▶ **Records for processing**:
* Start *

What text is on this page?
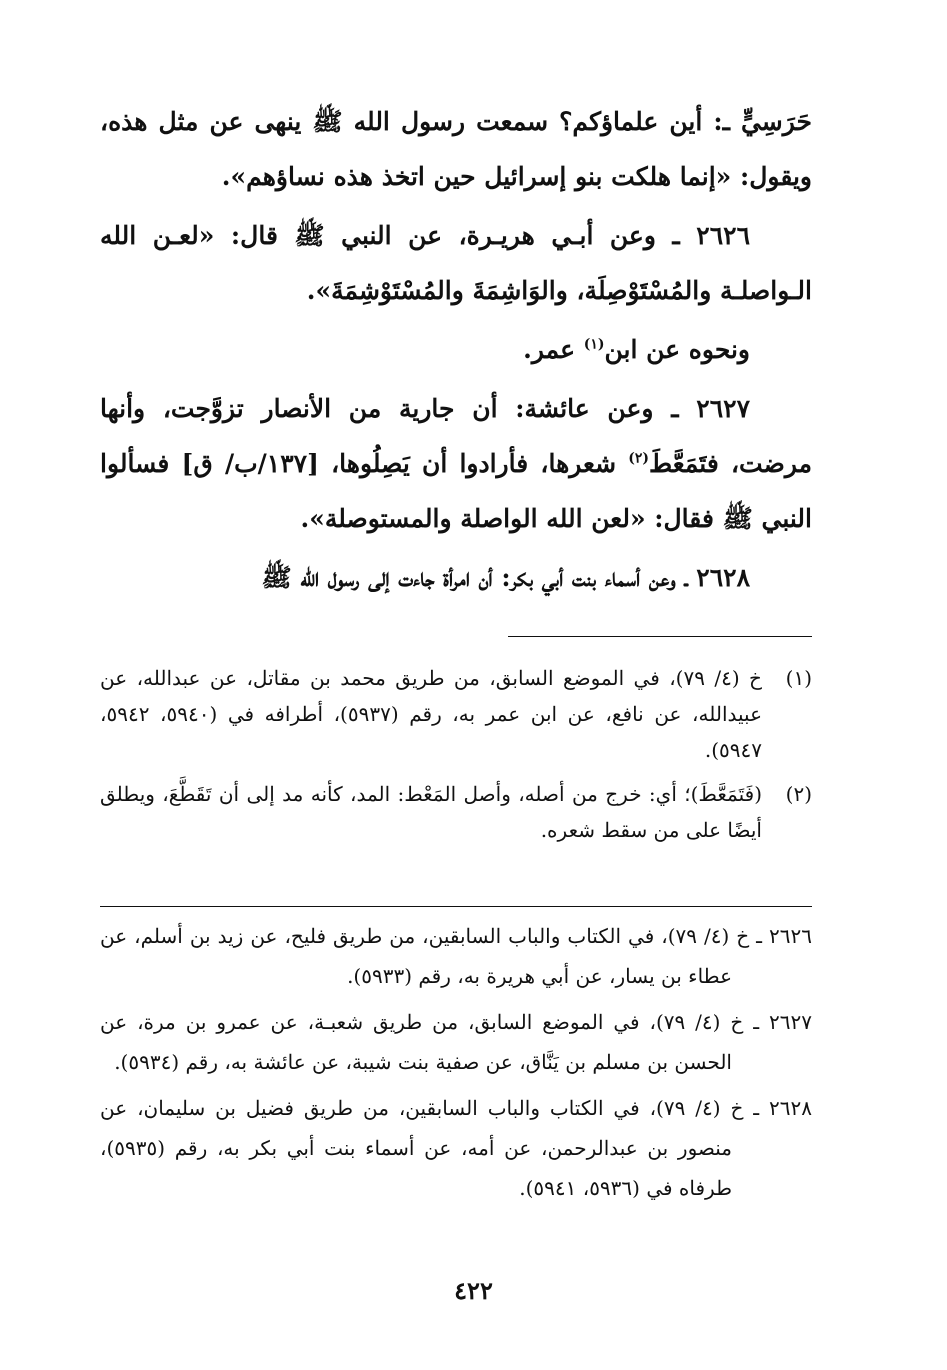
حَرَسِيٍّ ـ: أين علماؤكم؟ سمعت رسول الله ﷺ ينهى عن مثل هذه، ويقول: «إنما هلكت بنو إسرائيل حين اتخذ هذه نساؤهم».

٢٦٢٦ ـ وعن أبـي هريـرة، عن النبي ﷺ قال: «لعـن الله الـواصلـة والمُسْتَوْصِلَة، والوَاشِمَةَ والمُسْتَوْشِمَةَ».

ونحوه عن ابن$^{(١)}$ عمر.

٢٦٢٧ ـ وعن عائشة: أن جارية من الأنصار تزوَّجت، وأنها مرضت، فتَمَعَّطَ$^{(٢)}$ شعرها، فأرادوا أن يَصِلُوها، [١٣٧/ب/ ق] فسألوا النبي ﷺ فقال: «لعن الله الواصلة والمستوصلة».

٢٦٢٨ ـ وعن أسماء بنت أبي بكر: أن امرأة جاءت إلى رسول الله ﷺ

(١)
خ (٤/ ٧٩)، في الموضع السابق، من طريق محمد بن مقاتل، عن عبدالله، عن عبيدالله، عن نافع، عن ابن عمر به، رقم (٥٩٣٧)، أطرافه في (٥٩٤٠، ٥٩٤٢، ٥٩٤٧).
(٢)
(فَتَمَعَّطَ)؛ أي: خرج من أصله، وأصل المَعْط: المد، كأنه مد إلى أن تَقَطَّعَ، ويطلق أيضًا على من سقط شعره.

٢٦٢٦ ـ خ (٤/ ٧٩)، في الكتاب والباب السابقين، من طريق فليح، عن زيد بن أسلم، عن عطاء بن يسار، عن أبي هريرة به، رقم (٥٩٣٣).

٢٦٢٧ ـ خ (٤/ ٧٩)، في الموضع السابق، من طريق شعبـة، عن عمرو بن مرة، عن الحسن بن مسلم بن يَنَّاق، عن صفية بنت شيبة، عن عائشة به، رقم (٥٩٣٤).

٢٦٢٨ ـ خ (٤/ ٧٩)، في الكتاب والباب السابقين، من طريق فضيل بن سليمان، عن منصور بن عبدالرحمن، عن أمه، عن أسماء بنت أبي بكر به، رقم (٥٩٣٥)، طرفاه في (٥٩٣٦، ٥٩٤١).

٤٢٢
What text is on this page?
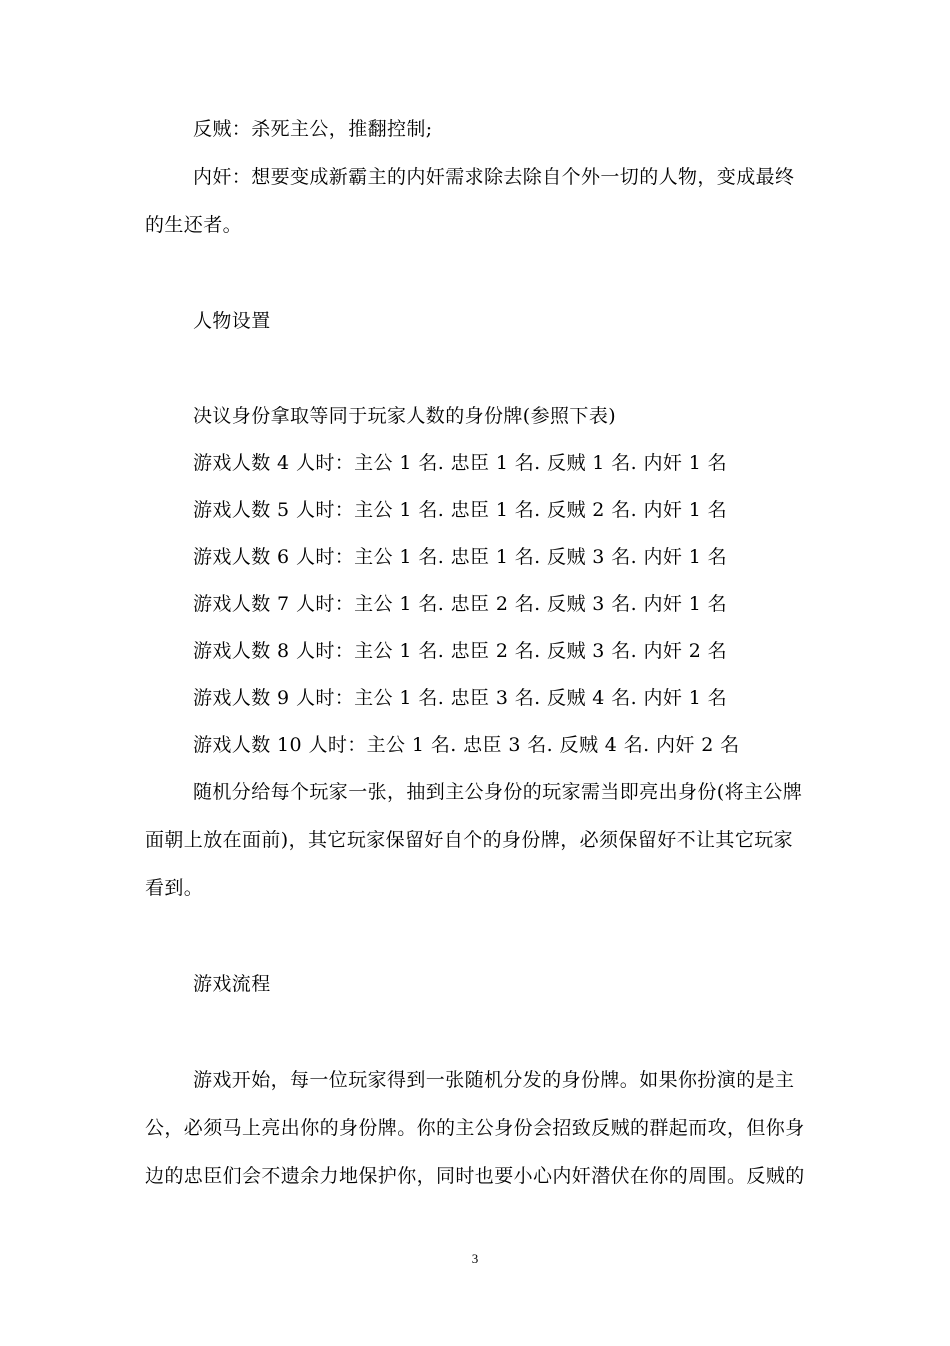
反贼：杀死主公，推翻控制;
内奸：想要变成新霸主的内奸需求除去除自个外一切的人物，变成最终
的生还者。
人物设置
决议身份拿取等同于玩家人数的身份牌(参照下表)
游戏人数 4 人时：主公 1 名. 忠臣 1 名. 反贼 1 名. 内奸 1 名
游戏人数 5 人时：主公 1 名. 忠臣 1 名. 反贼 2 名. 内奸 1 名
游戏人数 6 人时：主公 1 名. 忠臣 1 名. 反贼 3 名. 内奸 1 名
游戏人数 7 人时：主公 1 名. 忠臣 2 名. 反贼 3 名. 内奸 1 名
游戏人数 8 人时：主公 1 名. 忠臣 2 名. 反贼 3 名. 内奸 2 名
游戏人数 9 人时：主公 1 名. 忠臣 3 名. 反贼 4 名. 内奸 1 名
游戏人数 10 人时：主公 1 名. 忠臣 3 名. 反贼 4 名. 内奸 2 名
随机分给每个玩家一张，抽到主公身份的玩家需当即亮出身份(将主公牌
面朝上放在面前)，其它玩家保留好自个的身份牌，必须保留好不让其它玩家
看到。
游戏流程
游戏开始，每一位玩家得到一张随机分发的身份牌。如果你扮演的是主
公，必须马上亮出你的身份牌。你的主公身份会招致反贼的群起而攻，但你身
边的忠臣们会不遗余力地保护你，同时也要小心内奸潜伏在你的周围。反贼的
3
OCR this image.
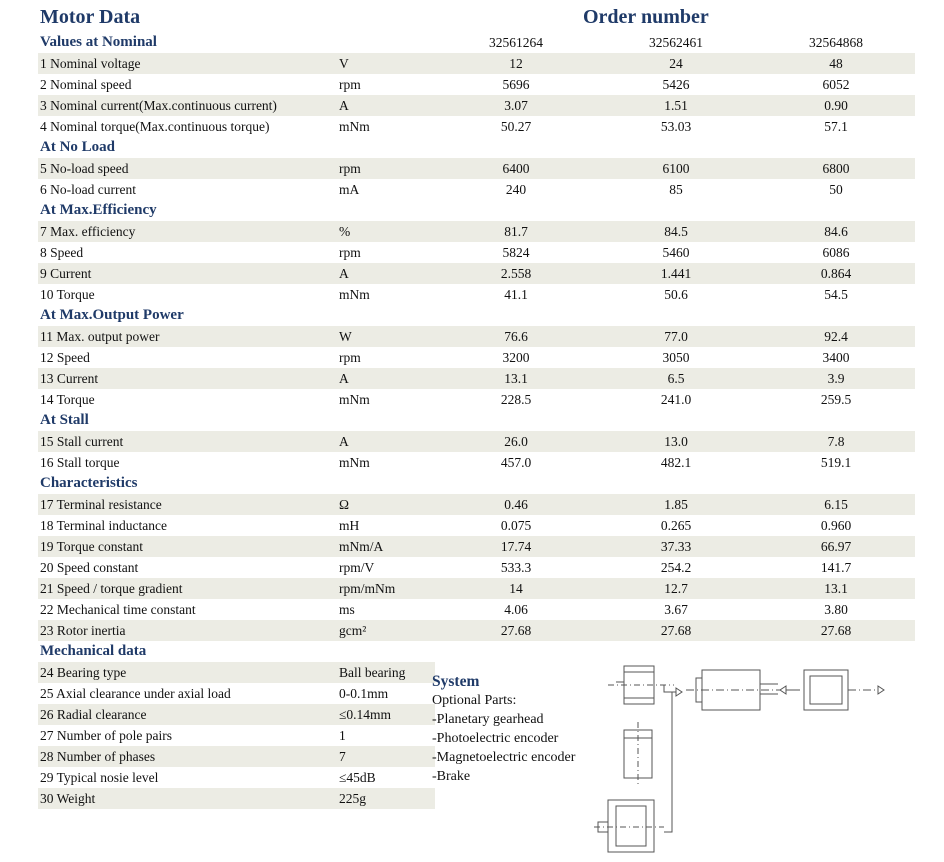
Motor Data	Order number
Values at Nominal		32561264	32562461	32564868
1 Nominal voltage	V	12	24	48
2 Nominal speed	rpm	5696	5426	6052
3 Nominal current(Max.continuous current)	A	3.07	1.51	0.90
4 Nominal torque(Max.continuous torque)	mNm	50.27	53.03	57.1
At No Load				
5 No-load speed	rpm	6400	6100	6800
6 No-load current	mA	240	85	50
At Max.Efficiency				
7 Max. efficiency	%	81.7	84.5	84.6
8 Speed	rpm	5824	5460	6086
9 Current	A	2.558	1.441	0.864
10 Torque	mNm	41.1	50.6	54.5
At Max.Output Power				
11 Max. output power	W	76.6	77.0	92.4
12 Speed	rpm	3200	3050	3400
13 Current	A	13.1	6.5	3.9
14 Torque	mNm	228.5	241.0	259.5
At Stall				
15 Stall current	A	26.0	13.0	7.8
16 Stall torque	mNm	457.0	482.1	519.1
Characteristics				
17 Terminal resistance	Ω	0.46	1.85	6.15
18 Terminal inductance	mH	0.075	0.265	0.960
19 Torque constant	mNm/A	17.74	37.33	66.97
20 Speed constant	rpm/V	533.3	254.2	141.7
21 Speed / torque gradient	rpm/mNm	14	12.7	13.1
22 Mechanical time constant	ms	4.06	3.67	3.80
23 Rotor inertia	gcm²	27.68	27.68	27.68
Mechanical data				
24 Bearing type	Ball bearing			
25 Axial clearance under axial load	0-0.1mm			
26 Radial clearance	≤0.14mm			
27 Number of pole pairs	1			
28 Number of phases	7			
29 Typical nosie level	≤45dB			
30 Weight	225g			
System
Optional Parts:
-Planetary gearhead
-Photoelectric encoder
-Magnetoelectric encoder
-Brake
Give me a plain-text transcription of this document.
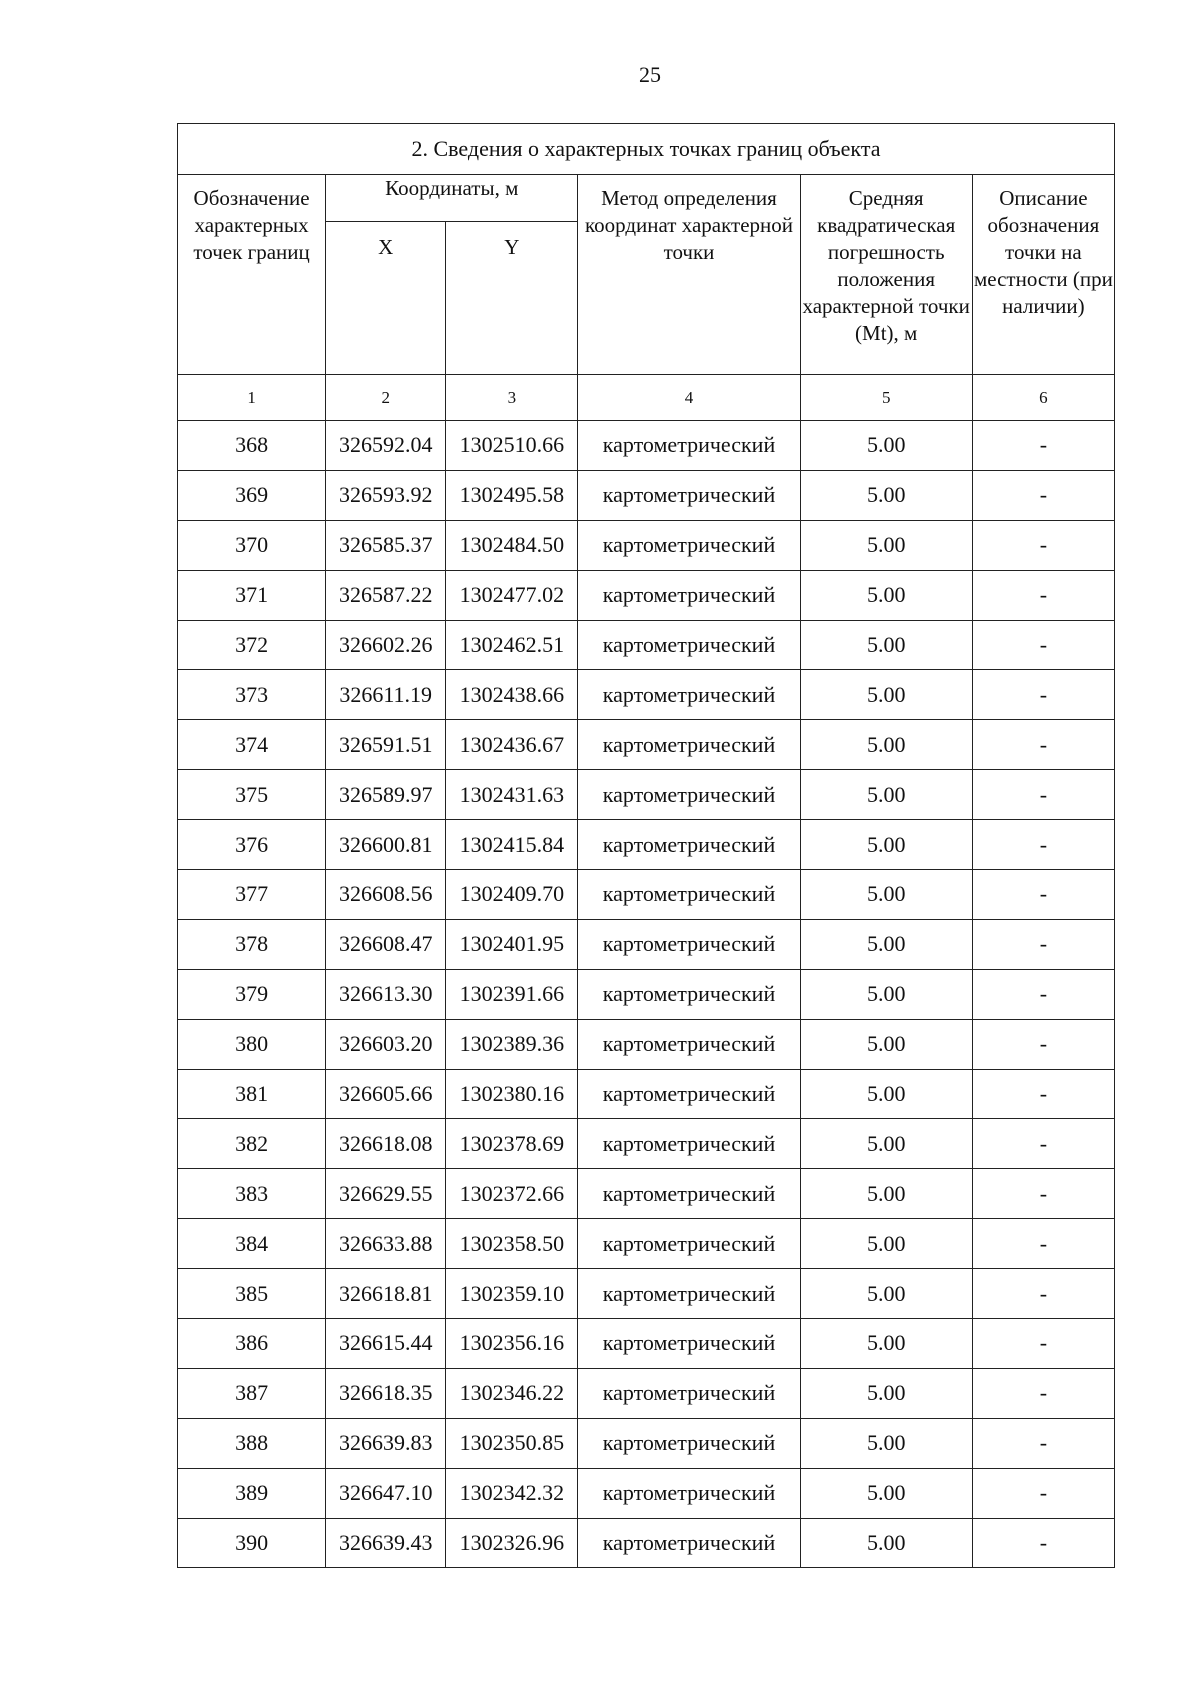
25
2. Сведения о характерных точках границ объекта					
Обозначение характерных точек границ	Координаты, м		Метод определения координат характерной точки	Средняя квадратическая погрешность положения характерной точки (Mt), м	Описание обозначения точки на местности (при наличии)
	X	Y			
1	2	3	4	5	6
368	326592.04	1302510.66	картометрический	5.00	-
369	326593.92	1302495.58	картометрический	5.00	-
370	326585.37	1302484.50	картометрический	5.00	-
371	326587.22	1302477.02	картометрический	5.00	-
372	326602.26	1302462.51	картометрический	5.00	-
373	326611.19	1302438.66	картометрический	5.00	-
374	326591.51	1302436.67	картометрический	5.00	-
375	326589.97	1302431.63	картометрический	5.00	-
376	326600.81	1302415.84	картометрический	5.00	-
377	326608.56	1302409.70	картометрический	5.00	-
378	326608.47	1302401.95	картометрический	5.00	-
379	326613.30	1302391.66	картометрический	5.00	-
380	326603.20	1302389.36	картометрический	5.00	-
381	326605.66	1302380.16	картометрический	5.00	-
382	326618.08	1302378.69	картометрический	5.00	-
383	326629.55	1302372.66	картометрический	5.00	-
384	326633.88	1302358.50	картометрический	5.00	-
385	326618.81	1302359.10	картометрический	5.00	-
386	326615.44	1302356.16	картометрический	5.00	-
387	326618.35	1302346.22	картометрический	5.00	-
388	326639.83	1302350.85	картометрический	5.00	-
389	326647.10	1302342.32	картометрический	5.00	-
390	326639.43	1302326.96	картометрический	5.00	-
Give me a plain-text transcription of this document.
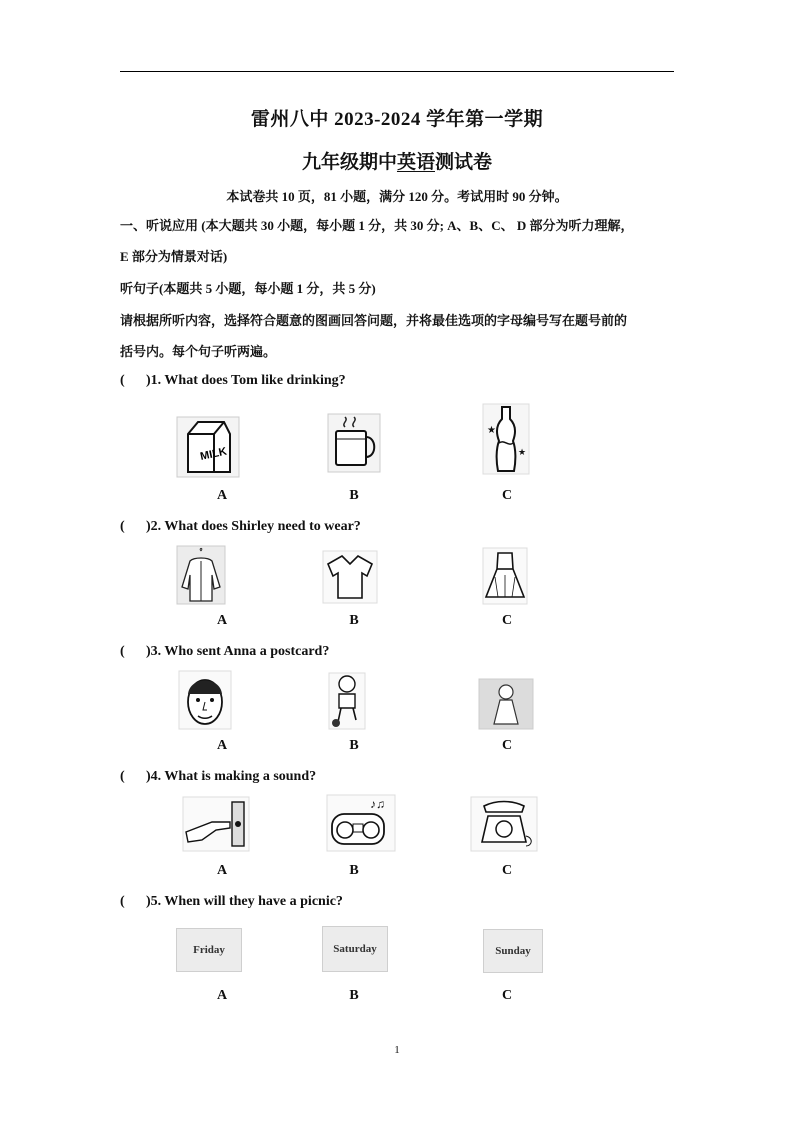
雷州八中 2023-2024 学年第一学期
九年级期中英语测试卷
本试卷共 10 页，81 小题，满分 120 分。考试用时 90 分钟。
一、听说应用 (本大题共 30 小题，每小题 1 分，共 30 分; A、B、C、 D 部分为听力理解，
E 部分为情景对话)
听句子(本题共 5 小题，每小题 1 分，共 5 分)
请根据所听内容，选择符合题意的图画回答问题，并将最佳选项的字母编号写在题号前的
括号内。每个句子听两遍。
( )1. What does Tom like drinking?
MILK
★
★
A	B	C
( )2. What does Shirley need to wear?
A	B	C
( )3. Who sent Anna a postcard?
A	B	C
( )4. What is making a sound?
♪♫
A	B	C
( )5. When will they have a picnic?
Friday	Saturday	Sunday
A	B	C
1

* End *

▶ **Work to complete**: Find and count the lines of the data that include the string "الكتاب", and report that figure by itself.

▶ **Result for this exercise**: 2